(Short task) Your job is to retype all of the data word for word, leaving every image out.

(Extracted information)

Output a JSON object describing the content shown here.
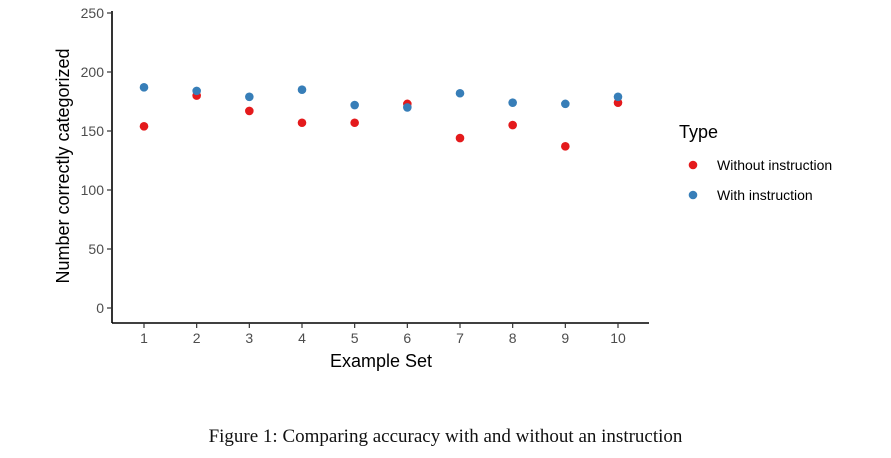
{
  "chart_data": {
    "type": "scatter",
    "x": [
      1,
      2,
      3,
      4,
      5,
      6,
      7,
      8,
      9,
      10
    ],
    "xlabel": "Example Set",
    "ylabel": "Number correctly categorized",
    "ylim": [
      0,
      250
    ],
    "yticks": [
      0,
      50,
      100,
      150,
      200,
      250
    ],
    "xticks": [
      1,
      2,
      3,
      4,
      5,
      6,
      7,
      8,
      9,
      10
    ],
    "grid": false,
    "legend": {
      "title": "Type",
      "placement": "right"
    },
    "series": [
      {
        "name": "Without instruction",
        "color": "#e41a1c",
        "values": [
          154,
          180,
          167,
          157,
          157,
          173,
          144,
          155,
          137,
          174
        ]
      },
      {
        "name": "With instruction",
        "color": "#377eb8",
        "values": [
          187,
          184,
          179,
          185,
          172,
          170,
          182,
          174,
          173,
          179
        ]
      }
    ]
  },
  "caption": "Figure 1: Comparing accuracy with and without an instruction"
}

(Answer to this task)
Output a JSON object describing the content shown here.
{
  "chart_data": {
    "type": "scatter",
    "x": [
      1,
      2,
      3,
      4,
      5,
      6,
      7,
      8,
      9,
      10
    ],
    "xlabel": "Example Set",
    "ylabel": "Number correctly categorized",
    "ylim": [
      0,
      250
    ],
    "yticks": [
      0,
      50,
      100,
      150,
      200,
      250
    ],
    "xticks": [
      1,
      2,
      3,
      4,
      5,
      6,
      7,
      8,
      9,
      10
    ],
    "grid": false,
    "legend": {
      "title": "Type",
      "placement": "right"
    },
    "series": [
      {
        "name": "Without instruction",
        "color": "#e41a1c",
        "values": [
          154,
          180,
          167,
          157,
          157,
          173,
          144,
          155,
          137,
          174
        ]
      },
      {
        "name": "With instruction",
        "color": "#377eb8",
        "values": [
          187,
          184,
          179,
          185,
          172,
          170,
          182,
          174,
          173,
          179
        ]
      }
    ]
  },
  "caption": "Figure 1: Comparing accuracy with and without an instruction"
}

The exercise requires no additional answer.